_Records shown_.
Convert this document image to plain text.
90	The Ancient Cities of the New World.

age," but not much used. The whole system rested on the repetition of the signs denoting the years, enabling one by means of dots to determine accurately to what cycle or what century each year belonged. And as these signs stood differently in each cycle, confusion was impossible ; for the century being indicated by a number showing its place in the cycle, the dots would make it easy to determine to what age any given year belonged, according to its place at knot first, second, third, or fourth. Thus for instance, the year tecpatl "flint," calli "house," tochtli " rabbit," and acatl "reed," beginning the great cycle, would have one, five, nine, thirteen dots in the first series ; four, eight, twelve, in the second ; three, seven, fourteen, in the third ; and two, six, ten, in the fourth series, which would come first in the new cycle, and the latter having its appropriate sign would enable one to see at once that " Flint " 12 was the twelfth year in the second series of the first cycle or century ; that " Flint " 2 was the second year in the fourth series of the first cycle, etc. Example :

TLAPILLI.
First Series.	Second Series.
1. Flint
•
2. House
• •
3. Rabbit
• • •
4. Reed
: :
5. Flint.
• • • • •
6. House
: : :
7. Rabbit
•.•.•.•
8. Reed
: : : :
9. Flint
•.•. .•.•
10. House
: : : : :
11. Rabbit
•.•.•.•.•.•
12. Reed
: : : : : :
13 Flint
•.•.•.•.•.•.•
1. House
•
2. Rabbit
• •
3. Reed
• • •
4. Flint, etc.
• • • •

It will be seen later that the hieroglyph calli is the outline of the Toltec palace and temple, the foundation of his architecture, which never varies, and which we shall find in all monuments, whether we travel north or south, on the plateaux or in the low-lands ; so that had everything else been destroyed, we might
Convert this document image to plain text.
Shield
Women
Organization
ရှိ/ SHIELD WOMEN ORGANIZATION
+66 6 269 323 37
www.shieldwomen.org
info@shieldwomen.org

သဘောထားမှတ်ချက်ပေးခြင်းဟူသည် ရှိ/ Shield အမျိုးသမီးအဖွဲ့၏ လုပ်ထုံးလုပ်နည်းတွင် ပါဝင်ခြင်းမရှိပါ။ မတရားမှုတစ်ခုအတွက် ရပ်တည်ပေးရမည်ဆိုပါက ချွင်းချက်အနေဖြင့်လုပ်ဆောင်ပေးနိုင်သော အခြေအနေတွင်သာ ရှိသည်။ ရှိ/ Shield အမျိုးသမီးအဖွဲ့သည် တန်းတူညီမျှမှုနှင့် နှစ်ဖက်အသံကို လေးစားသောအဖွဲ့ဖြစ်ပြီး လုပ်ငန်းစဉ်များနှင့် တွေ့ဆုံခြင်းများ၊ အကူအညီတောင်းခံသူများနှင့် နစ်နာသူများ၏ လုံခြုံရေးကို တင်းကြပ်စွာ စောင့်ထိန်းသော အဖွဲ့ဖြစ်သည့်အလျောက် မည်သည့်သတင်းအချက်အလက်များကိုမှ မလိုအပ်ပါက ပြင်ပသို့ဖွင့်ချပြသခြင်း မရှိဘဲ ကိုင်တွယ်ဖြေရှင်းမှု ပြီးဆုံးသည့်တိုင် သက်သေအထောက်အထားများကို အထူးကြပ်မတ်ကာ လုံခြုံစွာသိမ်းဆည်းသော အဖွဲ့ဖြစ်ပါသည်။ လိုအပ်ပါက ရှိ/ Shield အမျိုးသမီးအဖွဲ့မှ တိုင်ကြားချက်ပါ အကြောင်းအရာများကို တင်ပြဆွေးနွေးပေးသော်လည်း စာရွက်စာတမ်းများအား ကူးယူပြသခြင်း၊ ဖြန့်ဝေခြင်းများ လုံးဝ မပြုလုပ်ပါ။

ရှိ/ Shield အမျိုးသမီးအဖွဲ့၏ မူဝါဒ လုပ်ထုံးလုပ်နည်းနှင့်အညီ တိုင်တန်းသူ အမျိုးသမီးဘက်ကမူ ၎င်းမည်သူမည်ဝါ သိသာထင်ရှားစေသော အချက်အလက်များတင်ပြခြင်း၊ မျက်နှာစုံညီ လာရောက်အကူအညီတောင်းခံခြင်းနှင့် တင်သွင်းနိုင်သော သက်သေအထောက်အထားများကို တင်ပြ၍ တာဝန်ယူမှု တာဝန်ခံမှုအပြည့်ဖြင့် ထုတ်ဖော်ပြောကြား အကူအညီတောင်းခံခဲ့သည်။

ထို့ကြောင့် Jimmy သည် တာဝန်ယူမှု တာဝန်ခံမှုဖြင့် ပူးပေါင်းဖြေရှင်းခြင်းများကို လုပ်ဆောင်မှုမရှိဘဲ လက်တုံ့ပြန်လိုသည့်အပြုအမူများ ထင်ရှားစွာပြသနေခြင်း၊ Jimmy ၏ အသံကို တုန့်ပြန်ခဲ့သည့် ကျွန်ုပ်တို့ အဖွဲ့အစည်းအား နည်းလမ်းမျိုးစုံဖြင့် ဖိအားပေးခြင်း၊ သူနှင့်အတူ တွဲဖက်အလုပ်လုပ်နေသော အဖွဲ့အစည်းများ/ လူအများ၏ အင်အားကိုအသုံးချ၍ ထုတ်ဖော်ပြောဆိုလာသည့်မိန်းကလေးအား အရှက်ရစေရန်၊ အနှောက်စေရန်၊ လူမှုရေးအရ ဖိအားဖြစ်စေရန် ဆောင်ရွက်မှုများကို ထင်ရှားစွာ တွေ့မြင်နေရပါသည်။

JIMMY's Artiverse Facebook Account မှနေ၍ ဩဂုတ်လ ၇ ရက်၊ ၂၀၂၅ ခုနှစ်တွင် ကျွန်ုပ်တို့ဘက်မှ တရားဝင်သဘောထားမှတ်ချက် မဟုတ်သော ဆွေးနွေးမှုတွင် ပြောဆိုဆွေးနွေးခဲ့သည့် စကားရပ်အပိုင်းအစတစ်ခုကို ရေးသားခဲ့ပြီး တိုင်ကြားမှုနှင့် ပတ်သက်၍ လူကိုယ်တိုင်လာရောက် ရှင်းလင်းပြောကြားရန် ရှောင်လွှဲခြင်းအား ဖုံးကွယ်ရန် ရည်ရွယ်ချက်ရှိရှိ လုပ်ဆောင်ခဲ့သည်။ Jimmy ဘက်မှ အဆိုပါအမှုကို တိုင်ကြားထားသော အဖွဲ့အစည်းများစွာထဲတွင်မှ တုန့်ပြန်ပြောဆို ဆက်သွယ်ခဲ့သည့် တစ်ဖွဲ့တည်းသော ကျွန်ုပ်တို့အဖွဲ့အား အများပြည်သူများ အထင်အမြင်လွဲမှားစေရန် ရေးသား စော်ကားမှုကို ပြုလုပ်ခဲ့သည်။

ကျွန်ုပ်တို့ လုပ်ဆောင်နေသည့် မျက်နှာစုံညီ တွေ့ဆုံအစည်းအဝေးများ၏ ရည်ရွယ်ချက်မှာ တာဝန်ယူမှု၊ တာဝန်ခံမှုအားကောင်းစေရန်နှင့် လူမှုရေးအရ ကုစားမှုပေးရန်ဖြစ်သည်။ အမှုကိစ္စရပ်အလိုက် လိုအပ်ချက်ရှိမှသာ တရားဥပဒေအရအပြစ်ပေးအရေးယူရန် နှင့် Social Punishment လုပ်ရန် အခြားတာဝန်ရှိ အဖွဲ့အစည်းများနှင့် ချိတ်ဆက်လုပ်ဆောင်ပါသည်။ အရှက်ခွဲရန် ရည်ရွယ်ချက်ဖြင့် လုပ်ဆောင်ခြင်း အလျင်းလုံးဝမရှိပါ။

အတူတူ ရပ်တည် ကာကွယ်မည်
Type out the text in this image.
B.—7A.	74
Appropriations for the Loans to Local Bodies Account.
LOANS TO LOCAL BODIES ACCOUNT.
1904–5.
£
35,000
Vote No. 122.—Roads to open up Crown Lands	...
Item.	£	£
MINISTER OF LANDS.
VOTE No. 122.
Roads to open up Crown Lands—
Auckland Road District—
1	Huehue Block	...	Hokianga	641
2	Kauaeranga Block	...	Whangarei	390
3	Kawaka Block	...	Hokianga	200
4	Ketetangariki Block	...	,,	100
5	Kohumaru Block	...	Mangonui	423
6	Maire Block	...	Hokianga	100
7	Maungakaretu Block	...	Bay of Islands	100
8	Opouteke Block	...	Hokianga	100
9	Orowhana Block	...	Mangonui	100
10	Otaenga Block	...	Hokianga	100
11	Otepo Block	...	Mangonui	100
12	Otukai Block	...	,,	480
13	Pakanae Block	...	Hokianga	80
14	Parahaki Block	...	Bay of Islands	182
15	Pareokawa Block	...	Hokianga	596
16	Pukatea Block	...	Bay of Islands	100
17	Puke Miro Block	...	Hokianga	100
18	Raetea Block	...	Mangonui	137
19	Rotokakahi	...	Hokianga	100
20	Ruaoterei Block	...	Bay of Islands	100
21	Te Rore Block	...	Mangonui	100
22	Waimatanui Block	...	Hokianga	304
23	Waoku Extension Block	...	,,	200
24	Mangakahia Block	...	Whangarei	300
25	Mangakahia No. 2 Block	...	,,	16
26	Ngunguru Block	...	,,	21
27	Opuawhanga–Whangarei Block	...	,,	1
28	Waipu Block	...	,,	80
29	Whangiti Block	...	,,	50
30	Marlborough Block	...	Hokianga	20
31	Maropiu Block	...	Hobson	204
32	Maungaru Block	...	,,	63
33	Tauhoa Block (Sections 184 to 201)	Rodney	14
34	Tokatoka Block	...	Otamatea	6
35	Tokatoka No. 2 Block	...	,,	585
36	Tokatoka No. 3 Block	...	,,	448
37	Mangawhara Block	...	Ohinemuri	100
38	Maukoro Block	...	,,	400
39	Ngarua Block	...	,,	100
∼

_Goal of the exercise_. In the entries above, find each line with the word "Flint" and copy it.

_Output for this task_.
age," but not much used. The whole system rested on the repetition of the signs denoting the years, enabling one by means of dots to determine accurately to what cycle or what century each year belonged. And as these signs stood differently in each cycle, confusion was impossible ; for the century being indicated by a number showing its place in the cycle, the dots would make it easy to determine to what age any given year belonged, according to its place at knot first, second, third, or fourth. Thus for instance, the year tecpatl "flint," calli "house," tochtli " rabbit," and acatl "reed," beginning the great cycle, would have one, five, nine, thirteen dots in the first series ; four, eight, twelve, in the second ; three, seven, fourteen, in the third ; and two, six, ten, in the fourth series, which would come first in the new cycle, and the latter having its appropriate sign would enable one to see at once that " Flint " 12 was the twelfth year in the second series of the first cycle or century ; that " Flint " 2 was the second year in the fourth series of the first cycle, etc. Example :
1. Flint
5. Flint.
9. Flint
13 Flint
4. Flint, etc.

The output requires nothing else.